[GOAL] Gather every line holding the string "name".

Dataset entries:
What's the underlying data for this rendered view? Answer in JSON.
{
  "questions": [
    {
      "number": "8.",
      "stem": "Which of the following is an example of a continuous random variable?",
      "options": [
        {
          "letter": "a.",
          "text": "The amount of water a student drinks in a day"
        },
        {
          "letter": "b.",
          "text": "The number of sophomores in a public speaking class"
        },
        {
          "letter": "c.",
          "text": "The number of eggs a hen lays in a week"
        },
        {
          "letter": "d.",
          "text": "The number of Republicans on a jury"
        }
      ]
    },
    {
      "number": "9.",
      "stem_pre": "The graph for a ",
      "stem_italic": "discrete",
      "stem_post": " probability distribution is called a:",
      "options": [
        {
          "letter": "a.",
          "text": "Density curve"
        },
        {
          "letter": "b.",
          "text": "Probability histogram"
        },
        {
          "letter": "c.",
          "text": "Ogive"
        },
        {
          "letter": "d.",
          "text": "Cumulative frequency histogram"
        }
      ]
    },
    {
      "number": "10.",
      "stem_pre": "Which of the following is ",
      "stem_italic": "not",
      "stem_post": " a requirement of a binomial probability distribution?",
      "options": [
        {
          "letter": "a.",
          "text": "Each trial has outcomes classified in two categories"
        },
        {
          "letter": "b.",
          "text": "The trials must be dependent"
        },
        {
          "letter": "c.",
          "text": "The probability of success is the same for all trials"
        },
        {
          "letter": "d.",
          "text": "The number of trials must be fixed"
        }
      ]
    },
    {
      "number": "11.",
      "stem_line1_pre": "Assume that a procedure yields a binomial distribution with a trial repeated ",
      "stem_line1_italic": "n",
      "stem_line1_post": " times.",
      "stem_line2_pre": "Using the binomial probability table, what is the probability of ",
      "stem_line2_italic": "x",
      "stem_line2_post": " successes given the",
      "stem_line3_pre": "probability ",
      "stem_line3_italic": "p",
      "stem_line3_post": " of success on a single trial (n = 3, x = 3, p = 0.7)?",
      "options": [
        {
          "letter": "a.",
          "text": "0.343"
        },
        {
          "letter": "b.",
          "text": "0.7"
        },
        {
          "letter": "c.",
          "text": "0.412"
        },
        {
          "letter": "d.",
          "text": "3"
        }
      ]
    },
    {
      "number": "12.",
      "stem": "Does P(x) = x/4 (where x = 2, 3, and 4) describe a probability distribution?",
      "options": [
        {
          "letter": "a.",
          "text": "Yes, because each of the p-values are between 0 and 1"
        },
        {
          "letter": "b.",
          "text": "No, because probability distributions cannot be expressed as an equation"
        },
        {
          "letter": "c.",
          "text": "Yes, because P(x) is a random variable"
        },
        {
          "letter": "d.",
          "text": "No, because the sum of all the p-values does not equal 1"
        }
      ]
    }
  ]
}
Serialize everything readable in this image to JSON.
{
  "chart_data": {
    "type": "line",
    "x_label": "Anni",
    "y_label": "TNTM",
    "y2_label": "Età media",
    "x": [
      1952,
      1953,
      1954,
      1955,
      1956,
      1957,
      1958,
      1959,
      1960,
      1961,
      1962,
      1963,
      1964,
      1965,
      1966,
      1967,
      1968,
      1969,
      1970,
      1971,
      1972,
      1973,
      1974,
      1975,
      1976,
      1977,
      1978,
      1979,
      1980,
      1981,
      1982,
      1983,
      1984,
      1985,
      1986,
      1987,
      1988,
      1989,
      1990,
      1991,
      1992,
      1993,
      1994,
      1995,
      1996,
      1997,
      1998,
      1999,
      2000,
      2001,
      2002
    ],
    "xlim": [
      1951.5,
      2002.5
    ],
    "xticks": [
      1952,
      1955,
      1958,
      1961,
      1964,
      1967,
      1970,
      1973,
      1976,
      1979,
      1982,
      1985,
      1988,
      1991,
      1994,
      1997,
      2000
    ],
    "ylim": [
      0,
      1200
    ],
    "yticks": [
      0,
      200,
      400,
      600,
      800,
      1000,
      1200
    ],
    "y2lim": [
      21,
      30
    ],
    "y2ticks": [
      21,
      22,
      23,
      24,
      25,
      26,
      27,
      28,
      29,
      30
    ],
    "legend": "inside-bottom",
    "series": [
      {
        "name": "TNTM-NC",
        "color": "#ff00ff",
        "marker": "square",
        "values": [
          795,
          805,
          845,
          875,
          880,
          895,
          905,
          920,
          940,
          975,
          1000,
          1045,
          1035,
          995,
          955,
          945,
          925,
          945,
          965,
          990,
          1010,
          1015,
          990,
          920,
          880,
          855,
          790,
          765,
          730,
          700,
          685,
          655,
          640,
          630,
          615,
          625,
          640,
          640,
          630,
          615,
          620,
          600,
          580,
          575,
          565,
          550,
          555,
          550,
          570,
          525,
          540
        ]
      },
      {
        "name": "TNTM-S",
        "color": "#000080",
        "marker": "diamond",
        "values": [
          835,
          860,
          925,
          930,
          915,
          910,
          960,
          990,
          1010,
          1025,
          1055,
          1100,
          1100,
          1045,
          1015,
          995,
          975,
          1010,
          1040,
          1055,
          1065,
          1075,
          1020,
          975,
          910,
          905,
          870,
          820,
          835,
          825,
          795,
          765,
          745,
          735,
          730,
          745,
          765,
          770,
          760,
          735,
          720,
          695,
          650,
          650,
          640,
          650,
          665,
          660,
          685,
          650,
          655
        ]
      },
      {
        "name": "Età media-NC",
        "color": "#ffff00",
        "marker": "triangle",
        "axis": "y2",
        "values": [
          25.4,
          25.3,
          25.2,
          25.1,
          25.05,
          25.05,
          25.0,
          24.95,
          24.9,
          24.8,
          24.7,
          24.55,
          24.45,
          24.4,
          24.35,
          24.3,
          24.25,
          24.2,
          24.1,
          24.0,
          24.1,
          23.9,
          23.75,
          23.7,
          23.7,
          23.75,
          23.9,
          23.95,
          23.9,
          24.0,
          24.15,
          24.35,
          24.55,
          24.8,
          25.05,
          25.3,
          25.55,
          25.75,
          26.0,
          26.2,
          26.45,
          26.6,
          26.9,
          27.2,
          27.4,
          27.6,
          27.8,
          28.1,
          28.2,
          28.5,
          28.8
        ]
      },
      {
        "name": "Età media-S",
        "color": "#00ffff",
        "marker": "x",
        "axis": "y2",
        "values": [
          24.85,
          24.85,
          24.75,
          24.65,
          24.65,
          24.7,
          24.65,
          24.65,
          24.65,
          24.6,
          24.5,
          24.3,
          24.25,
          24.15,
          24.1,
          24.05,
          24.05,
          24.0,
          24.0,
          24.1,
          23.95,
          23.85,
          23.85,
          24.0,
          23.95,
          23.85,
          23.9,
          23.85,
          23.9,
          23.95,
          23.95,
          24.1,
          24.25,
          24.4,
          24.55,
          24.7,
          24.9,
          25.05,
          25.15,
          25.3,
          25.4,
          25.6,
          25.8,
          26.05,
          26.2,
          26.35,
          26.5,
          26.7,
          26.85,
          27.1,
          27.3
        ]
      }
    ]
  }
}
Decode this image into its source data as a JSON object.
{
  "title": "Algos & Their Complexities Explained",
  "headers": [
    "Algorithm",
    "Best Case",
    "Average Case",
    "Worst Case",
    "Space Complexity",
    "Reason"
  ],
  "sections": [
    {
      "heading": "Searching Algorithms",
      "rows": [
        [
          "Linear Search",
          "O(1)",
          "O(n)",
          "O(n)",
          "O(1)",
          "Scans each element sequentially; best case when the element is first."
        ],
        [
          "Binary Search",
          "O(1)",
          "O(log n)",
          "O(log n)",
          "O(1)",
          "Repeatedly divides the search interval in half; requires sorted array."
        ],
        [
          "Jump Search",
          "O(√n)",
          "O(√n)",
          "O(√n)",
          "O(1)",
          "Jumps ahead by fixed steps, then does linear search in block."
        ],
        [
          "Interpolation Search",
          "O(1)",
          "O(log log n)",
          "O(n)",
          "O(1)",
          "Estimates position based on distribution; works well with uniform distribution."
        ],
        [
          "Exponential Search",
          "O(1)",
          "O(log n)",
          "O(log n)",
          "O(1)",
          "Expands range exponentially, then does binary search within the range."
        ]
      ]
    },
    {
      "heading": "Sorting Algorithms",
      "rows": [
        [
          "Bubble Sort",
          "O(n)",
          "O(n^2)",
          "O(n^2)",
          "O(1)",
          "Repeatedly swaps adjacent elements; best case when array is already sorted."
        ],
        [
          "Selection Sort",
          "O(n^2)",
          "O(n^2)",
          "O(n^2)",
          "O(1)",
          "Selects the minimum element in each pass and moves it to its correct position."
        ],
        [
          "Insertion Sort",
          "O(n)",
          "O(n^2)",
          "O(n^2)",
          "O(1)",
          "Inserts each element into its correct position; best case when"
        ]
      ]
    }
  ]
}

[ANSWER TO THE EXERCISE]
        "name": "TNTM-NC",
        "name": "TNTM-S",
        "name": "Età media-NC",
        "name": "Età media-S",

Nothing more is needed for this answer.